╔══

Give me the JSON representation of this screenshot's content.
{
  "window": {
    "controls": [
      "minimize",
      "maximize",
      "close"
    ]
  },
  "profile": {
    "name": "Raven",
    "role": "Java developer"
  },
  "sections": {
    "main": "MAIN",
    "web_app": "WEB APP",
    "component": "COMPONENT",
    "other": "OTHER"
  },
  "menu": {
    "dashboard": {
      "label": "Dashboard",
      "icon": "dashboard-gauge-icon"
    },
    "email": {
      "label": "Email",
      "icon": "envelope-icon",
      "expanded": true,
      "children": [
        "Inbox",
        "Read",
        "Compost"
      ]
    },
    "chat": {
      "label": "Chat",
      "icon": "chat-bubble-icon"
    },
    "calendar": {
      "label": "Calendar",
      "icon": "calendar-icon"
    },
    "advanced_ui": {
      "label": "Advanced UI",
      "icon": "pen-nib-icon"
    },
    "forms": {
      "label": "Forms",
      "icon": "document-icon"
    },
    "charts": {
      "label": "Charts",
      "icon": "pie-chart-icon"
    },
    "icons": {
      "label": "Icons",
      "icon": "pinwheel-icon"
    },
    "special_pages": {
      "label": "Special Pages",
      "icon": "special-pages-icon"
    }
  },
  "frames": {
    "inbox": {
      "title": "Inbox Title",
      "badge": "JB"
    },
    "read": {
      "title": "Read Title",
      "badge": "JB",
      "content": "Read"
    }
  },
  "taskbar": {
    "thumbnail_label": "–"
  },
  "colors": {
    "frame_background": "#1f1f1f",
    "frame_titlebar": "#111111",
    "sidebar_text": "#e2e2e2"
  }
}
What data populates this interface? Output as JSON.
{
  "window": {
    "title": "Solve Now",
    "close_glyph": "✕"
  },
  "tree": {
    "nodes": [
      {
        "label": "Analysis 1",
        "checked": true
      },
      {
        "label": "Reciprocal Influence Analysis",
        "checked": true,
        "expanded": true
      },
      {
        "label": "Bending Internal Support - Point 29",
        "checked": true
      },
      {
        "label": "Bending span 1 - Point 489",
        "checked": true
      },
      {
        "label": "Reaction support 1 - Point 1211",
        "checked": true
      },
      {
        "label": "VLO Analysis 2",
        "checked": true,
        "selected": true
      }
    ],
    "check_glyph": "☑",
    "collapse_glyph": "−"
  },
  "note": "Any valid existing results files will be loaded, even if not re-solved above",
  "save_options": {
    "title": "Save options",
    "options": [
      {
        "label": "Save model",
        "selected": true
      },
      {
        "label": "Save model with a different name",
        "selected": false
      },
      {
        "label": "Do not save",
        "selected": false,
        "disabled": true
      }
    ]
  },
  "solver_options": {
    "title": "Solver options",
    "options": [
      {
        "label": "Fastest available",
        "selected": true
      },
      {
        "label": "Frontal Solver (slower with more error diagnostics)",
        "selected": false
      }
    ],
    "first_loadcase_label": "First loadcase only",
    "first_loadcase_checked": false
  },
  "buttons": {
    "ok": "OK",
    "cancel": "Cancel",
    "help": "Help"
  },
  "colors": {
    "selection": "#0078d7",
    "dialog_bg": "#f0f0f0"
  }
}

╚══

◆ **Direction**: Which lines in the data above contain "Bending"? Show each one.

◆ **Exercise response**:
        "label": "Bending Internal Support - Point 29",
        "label": "Bending span 1 - Point 489",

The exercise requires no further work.